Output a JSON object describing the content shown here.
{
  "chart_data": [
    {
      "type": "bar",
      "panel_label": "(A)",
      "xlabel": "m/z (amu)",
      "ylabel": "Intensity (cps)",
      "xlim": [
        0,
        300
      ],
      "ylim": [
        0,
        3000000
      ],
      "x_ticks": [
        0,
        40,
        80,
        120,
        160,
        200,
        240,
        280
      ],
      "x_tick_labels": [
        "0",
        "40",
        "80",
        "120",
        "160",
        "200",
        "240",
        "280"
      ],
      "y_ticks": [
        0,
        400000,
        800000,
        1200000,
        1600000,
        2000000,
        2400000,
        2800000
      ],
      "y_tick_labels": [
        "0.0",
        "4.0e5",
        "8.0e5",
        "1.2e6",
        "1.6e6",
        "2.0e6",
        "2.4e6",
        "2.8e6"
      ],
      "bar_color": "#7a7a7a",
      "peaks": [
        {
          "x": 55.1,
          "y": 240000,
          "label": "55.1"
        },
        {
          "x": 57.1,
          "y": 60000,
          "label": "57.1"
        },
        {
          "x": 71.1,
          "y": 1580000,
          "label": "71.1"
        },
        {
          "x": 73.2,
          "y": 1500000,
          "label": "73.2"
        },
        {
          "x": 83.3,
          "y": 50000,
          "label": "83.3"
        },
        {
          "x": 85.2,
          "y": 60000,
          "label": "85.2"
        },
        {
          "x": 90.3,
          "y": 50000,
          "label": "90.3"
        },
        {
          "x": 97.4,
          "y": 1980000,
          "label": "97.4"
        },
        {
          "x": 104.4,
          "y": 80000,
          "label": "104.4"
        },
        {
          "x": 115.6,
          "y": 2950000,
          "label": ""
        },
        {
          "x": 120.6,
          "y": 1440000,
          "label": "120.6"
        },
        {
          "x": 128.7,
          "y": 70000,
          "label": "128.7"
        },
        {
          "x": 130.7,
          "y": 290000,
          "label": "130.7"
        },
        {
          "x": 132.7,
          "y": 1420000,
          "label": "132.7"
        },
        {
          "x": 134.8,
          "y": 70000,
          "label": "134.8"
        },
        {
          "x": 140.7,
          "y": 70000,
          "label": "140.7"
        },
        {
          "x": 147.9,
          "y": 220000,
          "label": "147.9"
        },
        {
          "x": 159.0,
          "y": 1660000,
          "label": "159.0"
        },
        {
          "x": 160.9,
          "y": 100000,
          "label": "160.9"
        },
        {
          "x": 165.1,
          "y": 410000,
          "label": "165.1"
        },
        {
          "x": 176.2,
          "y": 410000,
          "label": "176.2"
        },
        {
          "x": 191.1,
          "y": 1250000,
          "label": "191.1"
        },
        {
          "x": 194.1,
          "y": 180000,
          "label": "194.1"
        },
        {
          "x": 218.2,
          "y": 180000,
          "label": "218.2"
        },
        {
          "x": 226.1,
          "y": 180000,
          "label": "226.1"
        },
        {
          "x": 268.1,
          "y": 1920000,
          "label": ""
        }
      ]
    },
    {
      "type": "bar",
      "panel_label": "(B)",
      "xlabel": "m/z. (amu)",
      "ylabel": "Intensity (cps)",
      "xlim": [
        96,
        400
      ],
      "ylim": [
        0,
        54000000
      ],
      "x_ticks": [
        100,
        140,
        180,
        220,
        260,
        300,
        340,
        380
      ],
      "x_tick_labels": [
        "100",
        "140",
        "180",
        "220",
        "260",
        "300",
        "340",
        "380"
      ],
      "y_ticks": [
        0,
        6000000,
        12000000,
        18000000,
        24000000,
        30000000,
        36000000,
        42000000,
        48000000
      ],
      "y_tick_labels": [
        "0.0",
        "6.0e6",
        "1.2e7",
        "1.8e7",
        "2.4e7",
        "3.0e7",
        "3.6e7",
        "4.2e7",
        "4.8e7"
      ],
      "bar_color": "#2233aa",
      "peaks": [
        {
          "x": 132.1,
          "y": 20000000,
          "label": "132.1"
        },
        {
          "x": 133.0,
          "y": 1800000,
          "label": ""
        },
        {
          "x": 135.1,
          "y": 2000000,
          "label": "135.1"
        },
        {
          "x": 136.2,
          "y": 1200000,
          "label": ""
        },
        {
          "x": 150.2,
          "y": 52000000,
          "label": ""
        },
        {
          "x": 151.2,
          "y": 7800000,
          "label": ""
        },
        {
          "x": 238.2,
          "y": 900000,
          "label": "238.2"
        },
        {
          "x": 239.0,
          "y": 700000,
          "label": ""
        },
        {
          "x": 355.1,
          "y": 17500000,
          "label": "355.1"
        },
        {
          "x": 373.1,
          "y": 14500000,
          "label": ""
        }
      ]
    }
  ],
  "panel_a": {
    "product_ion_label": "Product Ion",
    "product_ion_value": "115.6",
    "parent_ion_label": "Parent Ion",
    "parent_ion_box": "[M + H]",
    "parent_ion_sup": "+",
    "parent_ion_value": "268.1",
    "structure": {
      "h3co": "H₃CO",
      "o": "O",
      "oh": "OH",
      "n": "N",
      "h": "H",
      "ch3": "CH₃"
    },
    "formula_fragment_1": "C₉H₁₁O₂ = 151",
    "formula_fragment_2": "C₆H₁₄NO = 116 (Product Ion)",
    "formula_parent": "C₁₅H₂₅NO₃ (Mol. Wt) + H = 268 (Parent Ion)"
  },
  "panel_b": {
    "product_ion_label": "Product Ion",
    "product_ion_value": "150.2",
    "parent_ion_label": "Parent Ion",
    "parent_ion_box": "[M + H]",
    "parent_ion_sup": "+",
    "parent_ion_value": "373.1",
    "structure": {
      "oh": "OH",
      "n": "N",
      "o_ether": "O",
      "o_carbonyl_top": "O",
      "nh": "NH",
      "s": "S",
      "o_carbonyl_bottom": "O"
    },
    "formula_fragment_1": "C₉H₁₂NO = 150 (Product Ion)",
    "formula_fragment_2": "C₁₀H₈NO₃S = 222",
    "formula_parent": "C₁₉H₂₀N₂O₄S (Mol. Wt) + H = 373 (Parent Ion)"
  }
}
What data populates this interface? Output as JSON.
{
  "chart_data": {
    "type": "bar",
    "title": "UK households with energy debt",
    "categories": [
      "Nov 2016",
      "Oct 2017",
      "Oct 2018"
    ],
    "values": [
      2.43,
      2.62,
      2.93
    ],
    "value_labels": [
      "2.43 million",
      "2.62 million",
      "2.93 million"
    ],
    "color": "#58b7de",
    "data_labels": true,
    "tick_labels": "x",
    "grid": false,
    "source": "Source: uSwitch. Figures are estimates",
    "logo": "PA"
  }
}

################

• [Goal] Reproduce each line verbatim.

• [Result of the task]
Output a JSON object describing the content shown here.
{
  "chart_data": [
    {
      "type": "bar",
      "panel_label": "(A)",
      "xlabel": "m/z (amu)",
      "ylabel": "Intensity (cps)",
      "xlim": [
        0,
        300
      ],
      "ylim": [
        0,
        3000000
      ],
      "x_ticks": [
        0,
        40,
        80,
        120,
        160,
        200,
        240,
        280
      ],
      "x_tick_labels": [
        "0",
        "40",
        "80",
        "120",
        "160",
        "200",
        "240",
        "280"
      ],
      "y_ticks": [
        0,
        400000,
        800000,
        1200000,
        1600000,
        2000000,
        2400000,
        2800000
      ],
      "y_tick_labels": [
        "0.0",
        "4.0e5",
        "8.0e5",
        "1.2e6",
        "1.6e6",
        "2.0e6",
        "2.4e6",
        "2.8e6"
      ],
      "bar_color": "#7a7a7a",
      "peaks": [
        {
          "x": 55.1,
          "y": 240000,
          "label": "55.1"
        },
        {
          "x": 57.1,
          "y": 60000,
          "label": "57.1"
        },
        {
          "x": 71.1,
          "y": 1580000,
          "label": "71.1"
        },
        {
          "x": 73.2,
          "y": 1500000,
          "label": "73.2"
        },
        {
          "x": 83.3,
          "y": 50000,
          "label": "83.3"
        },
        {
          "x": 85.2,
          "y": 60000,
          "label": "85.2"
        },
        {
          "x": 90.3,
          "y": 50000,
          "label": "90.3"
        },
        {
          "x": 97.4,
          "y": 1980000,
          "label": "97.4"
        },
        {
          "x": 104.4,
          "y": 80000,
          "label": "104.4"
        },
        {
          "x": 115.6,
          "y": 2950000,
          "label": ""
        },
        {
          "x": 120.6,
          "y": 1440000,
          "label": "120.6"
        },
        {
          "x": 128.7,
          "y": 70000,
          "label": "128.7"
        },
        {
          "x": 130.7,
          "y": 290000,
          "label": "130.7"
        },
        {
          "x": 132.7,
          "y": 1420000,
          "label": "132.7"
        },
        {
          "x": 134.8,
          "y": 70000,
          "label": "134.8"
        },
        {
          "x": 140.7,
          "y": 70000,
          "label": "140.7"
        },
        {
          "x": 147.9,
          "y": 220000,
          "label": "147.9"
        },
        {
          "x": 159.0,
          "y": 1660000,
          "label": "159.0"
        },
        {
          "x": 160.9,
          "y": 100000,
          "label": "160.9"
        },
        {
          "x": 165.1,
          "y": 410000,
          "label": "165.1"
        },
        {
          "x": 176.2,
          "y": 410000,
          "label": "176.2"
        },
        {
          "x": 191.1,
          "y": 1250000,
          "label": "191.1"
        },
        {
          "x": 194.1,
          "y": 180000,
          "label": "194.1"
        },
        {
          "x": 218.2,
          "y": 180000,
          "label": "218.2"
        },
        {
          "x": 226.1,
          "y": 180000,
          "label": "226.1"
        },
        {
          "x": 268.1,
          "y": 1920000,
          "label": ""
        }
      ]
    },
    {
      "type": "bar",
      "panel_label": "(B)",
      "xlabel": "m/z. (amu)",
      "ylabel": "Intensity (cps)",
      "xlim": [
        96,
        400
      ],
      "ylim": [
        0,
        54000000
      ],
      "x_ticks": [
        100,
        140,
        180,
        220,
        260,
        300,
        340,
        380
      ],
      "x_tick_labels": [
        "100",
        "140",
        "180",
        "220",
        "260",
        "300",
        "340",
        "380"
      ],
      "y_ticks": [
        0,
        6000000,
        12000000,
        18000000,
        24000000,
        30000000,
        36000000,
        42000000,
        48000000
      ],
      "y_tick_labels": [
        "0.0",
        "6.0e6",
        "1.2e7",
        "1.8e7",
        "2.4e7",
        "3.0e7",
        "3.6e7",
        "4.2e7",
        "4.8e7"
      ],
      "bar_color": "#2233aa",
      "peaks": [
        {
          "x": 132.1,
          "y": 20000000,
          "label": "132.1"
        },
        {
          "x": 133.0,
          "y": 1800000,
          "label": ""
        },
        {
          "x": 135.1,
          "y": 2000000,
          "label": "135.1"
        },
        {
          "x": 136.2,
          "y": 1200000,
          "label": ""
        },
        {
          "x": 150.2,
          "y": 52000000,
          "label": ""
        },
        {
          "x": 151.2,
          "y": 7800000,
          "label": ""
        },
        {
          "x": 238.2,
          "y": 900000,
          "label": "238.2"
        },
        {
          "x": 239.0,
          "y": 700000,
          "label": ""
        },
        {
          "x": 355.1,
          "y": 17500000,
          "label": "355.1"
        },
        {
          "x": 373.1,
          "y": 14500000,
          "label": ""
        }
      ]
    }
  ],
  "panel_a": {
    "product_ion_label": "Product Ion",
    "product_ion_value": "115.6",
    "parent_ion_label": "Parent Ion",
    "parent_ion_box": "[M + H]",
    "parent_ion_sup": "+",
    "parent_ion_value": "268.1",
    "structure": {
      "h3co": "H₃CO",
      "o": "O",
      "oh": "OH",
      "n": "N",
      "h": "H",
      "ch3": "CH₃"
    },
    "formula_fragment_1": "C₉H₁₁O₂ = 151",
    "formula_fragment_2": "C₆H₁₄NO = 116 (Product Ion)",
    "formula_parent": "C₁₅H₂₅NO₃ (Mol. Wt) + H = 268 (Parent Ion)"
  },
  "panel_b": {
    "product_ion_label": "Product Ion",
    "product_ion_value": "150.2",
    "parent_ion_label": "Parent Ion",
    "parent_ion_box": "[M + H]",
    "parent_ion_sup": "+",
    "parent_ion_value": "373.1",
    "structure": {
      "oh": "OH",
      "n": "N",
      "o_ether": "O",
      "o_carbonyl_top": "O",
      "nh": "NH",
      "s": "S",
      "o_carbonyl_bottom": "O"
    },
    "formula_fragment_1": "C₉H₁₂NO = 150 (Product Ion)",
    "formula_fragment_2": "C₁₀H₈NO₃S = 222",
    "formula_parent": "C₁₉H₂₀N₂O₄S (Mol. Wt) + H = 373 (Parent Ion)"
  }
}
What data populates this interface? Output as JSON.
{
  "chart_data": {
    "type": "bar",
    "title": "UK households with energy debt",
    "categories": [
      "Nov 2016",
      "Oct 2017",
      "Oct 2018"
    ],
    "values": [
      2.43,
      2.62,
      2.93
    ],
    "value_labels": [
      "2.43 million",
      "2.62 million",
      "2.93 million"
    ],
    "color": "#58b7de",
    "data_labels": true,
    "tick_labels": "x",
    "grid": false,
    "source": "Source: uSwitch. Figures are estimates",
    "logo": "PA"
  }
}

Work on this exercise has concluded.